Filter the records below down to lines containing "wystąpienia".

Items listed in a dataset:
--- start ---
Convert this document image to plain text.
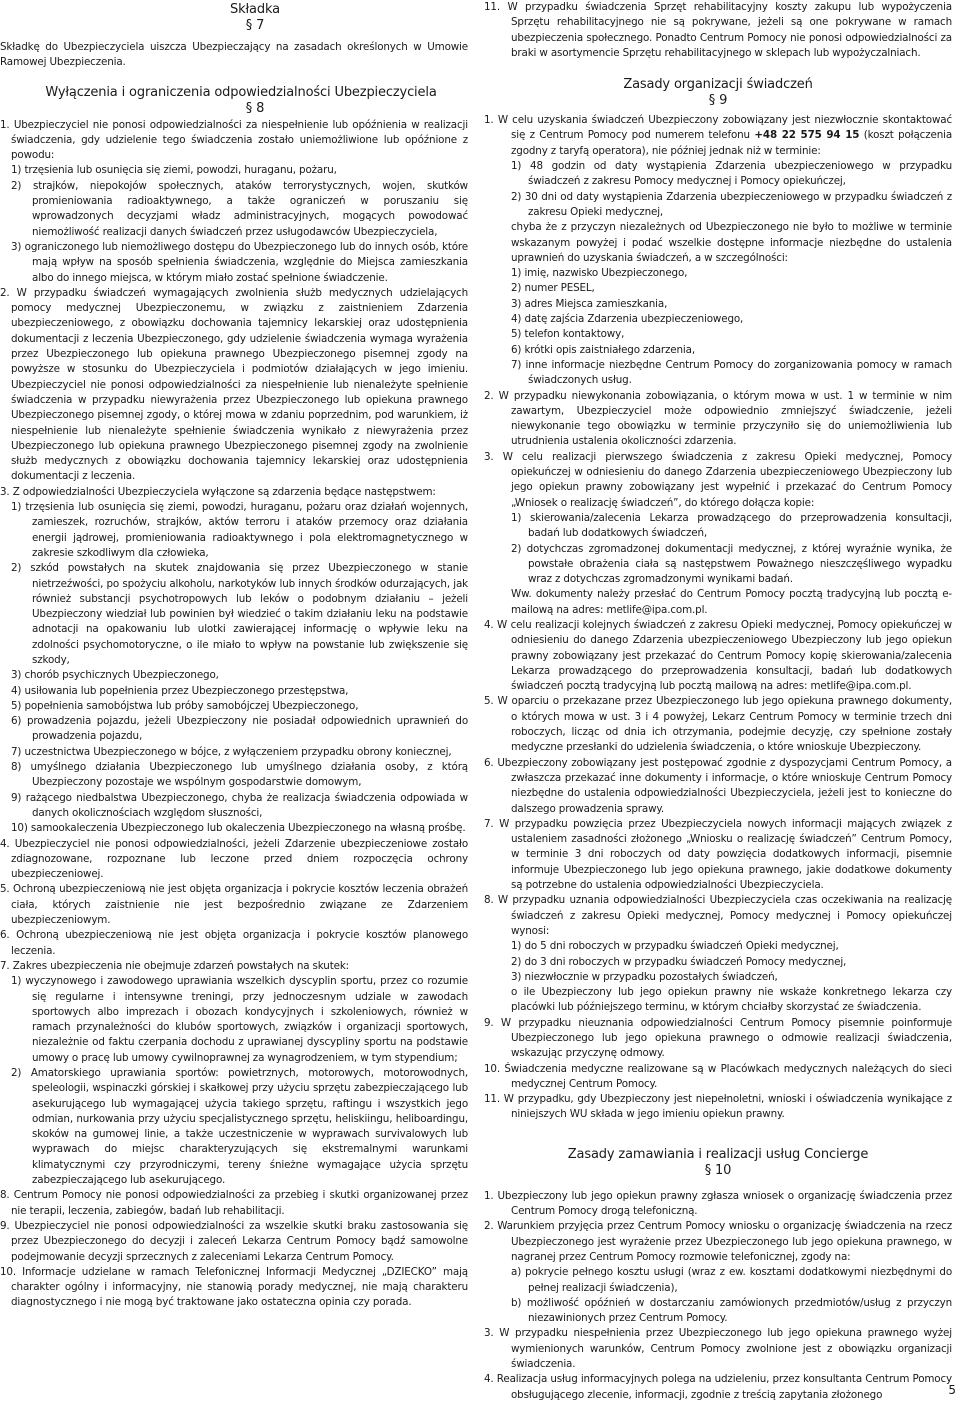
Składka
§ 7

Składkę do Ubezpieczyciela uiszcza Ubezpieczający na zasadach określonych w Umowie Ramowej Ubezpieczenia.

Wyłączenia i ograniczenia odpowiedzialności Ubezpieczyciela
§ 8

1. Ubezpieczyciel nie ponosi odpowiedzialności za niespełnienie lub opóźnienia w realizacji świadczenia, gdy udzielenie tego świadczenia zostało uniemożliwione lub opóźnione z powodu:

1) trzęsienia lub osunięcia się ziemi, powodzi, huraganu, pożaru,

2) strajków, niepokojów społecznych, ataków terrorystycznych, wojen, skutków promieniowania radioaktywnego, a także ograniczeń w poruszaniu się wprowadzonych decyzjami władz administracyjnych, mogących powodować niemożliwość realizacji danych świadczeń przez usługodawców Ubezpieczyciela,

3) ograniczonego lub niemożliwego dostępu do Ubezpieczonego lub do innych osób, które mają wpływ na sposób spełnienia świadczenia, względnie do Miejsca zamieszkania albo do innego miejsca, w którym miało zostać spełnione świadczenie.

2. W przypadku świadczeń wymagających zwolnienia służb medycznych udzielających pomocy medycznej Ubezpieczonemu, w związku z zaistnieniem Zdarzenia ubezpieczeniowego, z obowiązku dochowania tajemnicy lekarskiej oraz udostępnienia dokumentacji z leczenia Ubezpieczonego, gdy udzielenie świadczenia wymaga wyrażenia przez Ubezpieczonego lub opiekuna prawnego Ubezpieczonego pisemnej zgody na powyższe w stosunku do Ubezpieczyciela i podmiotów działających w jego imieniu. Ubezpieczyciel nie ponosi odpowiedzialności za niespełnienie lub nienależyte spełnienie świadczenia w przypadku niewyrażenia przez Ubezpieczonego lub opiekuna prawnego Ubezpieczonego pisemnej zgody, o której mowa w zdaniu poprzednim, pod warunkiem, iż niespełnienie lub nienależyte spełnienie świadczenia wynikało z niewyrażenia przez Ubezpieczonego lub opiekuna prawnego Ubezpieczonego pisemnej zgody na zwolnienie służb medycznych z obowiązku dochowania tajemnicy lekarskiej oraz udostępnienia dokumentacji z leczenia.

3. Z odpowiedzialności Ubezpieczyciela wyłączone są zdarzenia będące następstwem:

1) trzęsienia lub osunięcia się ziemi, powodzi, huraganu, pożaru oraz działań wojennych, zamieszek, rozruchów, strajków, aktów terroru i ataków przemocy oraz działania energii jądrowej, promieniowania radioaktywnego i pola elektromagnetycznego w zakresie szkodliwym dla człowieka,

2) szkód powstałych na skutek znajdowania się przez Ubezpieczonego w stanie nietrzeźwości, po spożyciu alkoholu, narkotyków lub innych środków odurzających, jak również substancji psychotropowych lub leków o podobnym działaniu – jeżeli Ubezpieczony wiedział lub powinien był wiedzieć o takim działaniu leku na podstawie adnotacji na opakowaniu lub ulotki zawierającej informację o wpływie leku na zdolności psychomotoryczne, o ile miało to wpływ na powstanie lub zwiększenie się szkody,

3) chorób psychicznych Ubezpieczonego,

4) usiłowania lub popełnienia przez Ubezpieczonego przestępstwa,

5) popełnienia samobójstwa lub próby samobójczej Ubezpieczonego,

6) prowadzenia pojazdu, jeżeli Ubezpieczony nie posiadał odpowiednich uprawnień do prowadzenia pojazdu,

7) uczestnictwa Ubezpieczonego w bójce, z wyłączeniem przypadku obrony koniecznej,

8) umyślnego działania Ubezpieczonego lub umyślnego działania osoby, z którą Ubezpieczony pozostaje we wspólnym gospodarstwie domowym,

9) rażącego niedbalstwa Ubezpieczonego, chyba że realizacja świadczenia odpowiada w danych okolicznościach względom słuszności,

10) samookaleczenia Ubezpieczonego lub okaleczenia Ubezpieczonego na własną prośbę.

4. Ubezpieczyciel nie ponosi odpowiedzialności, jeżeli Zdarzenie ubezpieczeniowe zostało zdiagnozowane, rozpoznane lub leczone przed dniem rozpoczęcia ochrony ubezpieczeniowej.

5. Ochroną ubezpieczeniową nie jest objęta organizacja i pokrycie kosztów leczenia obrażeń ciała, których zaistnienie nie jest bezpośrednio związane ze Zdarzeniem ubezpieczeniowym.

6. Ochroną ubezpieczeniową nie jest objęta organizacja i pokrycie kosztów planowego leczenia.

7. Zakres ubezpieczenia nie obejmuje zdarzeń powstałych na skutek:

1) wyczynowego i zawodowego uprawiania wszelkich dyscyplin sportu, przez co rozumie się regularne i intensywne treningi, przy jednoczesnym udziale w zawodach sportowych albo imprezach i obozach kondycyjnych i szkoleniowych, również w ramach przynależności do klubów sportowych, związków i organizacji sportowych, niezależnie od faktu czerpania dochodu z uprawianej dyscypliny sportu na podstawie umowy o pracę lub umowy cywilnoprawnej za wynagrodzeniem, w tym stypendium;

2) Amatorskiego uprawiania sportów: powietrznych, motorowych, motorowodnych, speleologii, wspinaczki górskiej i skałkowej przy użyciu sprzętu zabezpieczającego lub asekurującego lub wymagającej użycia takiego sprzętu, raftingu i wszystkich jego odmian, nurkowania przy użyciu specjalistycznego sprzętu, heliskiingu, heliboardingu, skoków na gumowej linie, a także uczestniczenie w wyprawach survivalowych lub wyprawach do miejsc charakteryzujących się ekstremalnymi warunkami klimatycznymi czy przyrodniczymi, tereny śnieżne wymagające użycia sprzętu zabezpieczającego lub asekurującego.

8. Centrum Pomocy nie ponosi odpowiedzialności za przebieg i skutki organizowanej przez nie terapii, leczenia, zabiegów, badań lub rehabilitacji.

9. Ubezpieczyciel nie ponosi odpowiedzialności za wszelkie skutki braku zastosowania się przez Ubezpieczonego do decyzji i zaleceń Lekarza Centrum Pomocy bądź samowolne podejmowanie decyzji sprzecznych z zaleceniami Lekarza Centrum Pomocy.

10. Informacje udzielane w ramach Telefonicznej Informacji Medycznej „DZIECKO” mają charakter ogólny i informacyjny, nie stanowią porady medycznej, nie mają charakteru diagnostycznego i nie mogą być traktowane jako ostateczna opinia czy porada.

11. W przypadku świadczenia Sprzęt rehabilitacyjny koszty zakupu lub wypożyczenia Sprzętu rehabilitacyjnego nie są pokrywane, jeżeli są one pokrywane w ramach ubezpieczenia społecznego. Ponadto Centrum Pomocy nie ponosi odpowiedzialności za braki w asortymencie Sprzętu rehabilitacyjnego w sklepach lub wypożyczalniach.

Zasady organizacji świadczeń
§ 9

1. W celu uzyskania świadczeń Ubezpieczony zobowiązany jest niezwłocznie skontaktować się z Centrum Pomocy pod numerem telefonu +48 22 575 94 15 (koszt połączenia zgodny z taryfą operatora), nie później jednak niż w terminie:

1) 48 godzin od daty wystąpienia Zdarzenia ubezpieczeniowego w przypadku świadczeń z zakresu Pomocy medycznej i Pomocy opiekuńczej,

2) 30 dni od daty wystąpienia Zdarzenia ubezpieczeniowego w przypadku świadczeń z zakresu Opieki medycznej,

chyba że z przyczyn niezależnych od Ubezpieczonego nie było to możliwe w terminie wskazanym powyżej i podać wszelkie dostępne informacje niezbędne do ustalenia uprawnień do uzyskania świadczeń, a w szczególności:

1) imię, nazwisko Ubezpieczonego,

2) numer PESEL,

3) adres Miejsca zamieszkania,

4) datę zajścia Zdarzenia ubezpieczeniowego,

5) telefon kontaktowy,

6) krótki opis zaistniałego zdarzenia,

7) inne informacje niezbędne Centrum Pomocy do zorganizowania pomocy w ramach świadczonych usług.

2. W przypadku niewykonania zobowiązania, o którym mowa w ust. 1 w terminie w nim zawartym, Ubezpieczyciel może odpowiednio zmniejszyć świadczenie, jeżeli niewykonanie tego obowiązku w terminie przyczyniło się do uniemożliwienia lub utrudnienia ustalenia okoliczności zdarzenia.

3. W celu realizacji pierwszego świadczenia z zakresu Opieki medycznej, Pomocy opiekuńczej w odniesieniu do danego Zdarzenia ubezpieczeniowego Ubezpieczony lub jego opiekun prawny zobowiązany jest wypełnić i przekazać do Centrum Pomocy „Wniosek o realizację świadczeń”, do którego dołącza kopie:

1) skierowania/zalecenia Lekarza prowadzącego do przeprowadzenia konsultacji, badań lub dodatkowych świadczeń,

2) dotychczas zgromadzonej dokumentacji medycznej, z której wyraźnie wynika, że powstałe obrażenia ciała są następstwem Poważnego nieszczęśliwego wypadku wraz z dotychczas zgromadzonymi wynikami badań.

Ww. dokumenty należy przesłać do Centrum Pomocy pocztą tradycyjną lub pocztą e-mailową na adres: metlife@ipa.com.pl.

4. W celu realizacji kolejnych świadczeń z zakresu Opieki medycznej, Pomocy opiekuńczej w odniesieniu do danego Zdarzenia ubezpieczeniowego Ubezpieczony lub jego opiekun prawny zobowiązany jest przekazać do Centrum Pomocy kopię skierowania/zalecenia Lekarza prowadzącego do przeprowadzenia konsultacji, badań lub dodatkowych świadczeń pocztą tradycyjną lub pocztą mailową na adres: metlife@ipa.com.pl.

5. W oparciu o przekazane przez Ubezpieczonego lub jego opiekuna prawnego dokumenty, o których mowa w ust. 3 i 4 powyżej, Lekarz Centrum Pomocy w terminie trzech dni roboczych, licząc od dnia ich otrzymania, podejmie decyzję, czy spełnione zostały medyczne przesłanki do udzielenia świadczenia, o które wnioskuje Ubezpieczony.

6. Ubezpieczony zobowiązany jest postępować zgodnie z dyspozycjami Centrum Pomocy, a zwłaszcza przekazać inne dokumenty i informacje, o które wnioskuje Centrum Pomocy niezbędne do ustalenia odpowiedzialności Ubezpieczyciela, jeżeli jest to konieczne do dalszego prowadzenia sprawy.

7. W przypadku powzięcia przez Ubezpieczyciela nowych informacji mających związek z ustaleniem zasadności złożonego „Wniosku o realizację świadczeń” Centrum Pomocy, w terminie 3 dni roboczych od daty powzięcia dodatkowych informacji, pisemnie informuje Ubezpieczonego lub jego opiekuna prawnego, jakie dodatkowe dokumenty są potrzebne do ustalenia odpowiedzialności Ubezpieczyciela.

8. W przypadku uznania odpowiedzialności Ubezpieczyciela czas oczekiwania na realizację świadczeń z zakresu Opieki medycznej, Pomocy medycznej i Pomocy opiekuńczej wynosi:

1) do 5 dni roboczych w przypadku świadczeń Opieki medycznej,

2) do 3 dni roboczych w przypadku świadczeń Pomocy medycznej,

3) niezwłocznie w przypadku pozostałych świadczeń,

o ile Ubezpieczony lub jego opiekun prawny nie wskaże konkretnego lekarza czy placówki lub późniejszego terminu, w którym chciałby skorzystać ze świadczenia.

9. W przypadku nieuznania odpowiedzialności Centrum Pomocy pisemnie poinformuje Ubezpieczonego lub jego opiekuna prawnego o odmowie realizacji świadczenia, wskazując przyczynę odmowy.

10. Świadczenia medyczne realizowane są w Placówkach medycznych należących do sieci medycznej Centrum Pomocy.

11. W przypadku, gdy Ubezpieczony jest niepełnoletni, wnioski i oświadczenia wynikające z niniejszych WU składa w jego imieniu opiekun prawny.

Zasady zamawiania i realizacji usług Concierge
§ 10

1. Ubezpieczony lub jego opiekun prawny zgłasza wniosek o organizację świadczenia przez Centrum Pomocy drogą telefoniczną.

2. Warunkiem przyjęcia przez Centrum Pomocy wniosku o organizację świadczenia na rzecz Ubezpieczonego jest wyrażenie przez Ubezpieczonego lub jego opiekuna prawnego, w nagranej przez Centrum Pomocy rozmowie telefonicznej, zgody na:

a) pokrycie pełnego kosztu usługi (wraz z ew. kosztami dodatkowymi niezbędnymi do pełnej realizacji świadczenia),

b) możliwość opóźnień w dostarczaniu zamówionych przedmiotów/usług z przyczyn niezawinionych przez Centrum Pomocy.

3. W przypadku niespełnienia przez Ubezpieczonego lub jego opiekuna prawnego wyżej wymienionych warunków, Centrum Pomocy zwolnione jest z obowiązku organizacji świadczenia.

4. Realizacja usług informacyjnych polega na udzieleniu, przez konsultanta Centrum Pomocy obsługującego zlecenie, informacji, zgodnie z treścią zapytania złożonego	5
--- end ---
# The answer:
1) 48 godzin od daty wystąpienia Zdarzenia ubezpieczeniowego w przypadku świadczeń z zakresu Pomocy medycznej i Pomocy opiekuńczej,
2) 30 dni od daty wystąpienia Zdarzenia ubezpieczeniowego w przypadku świadczeń z zakresu Opieki medycznej,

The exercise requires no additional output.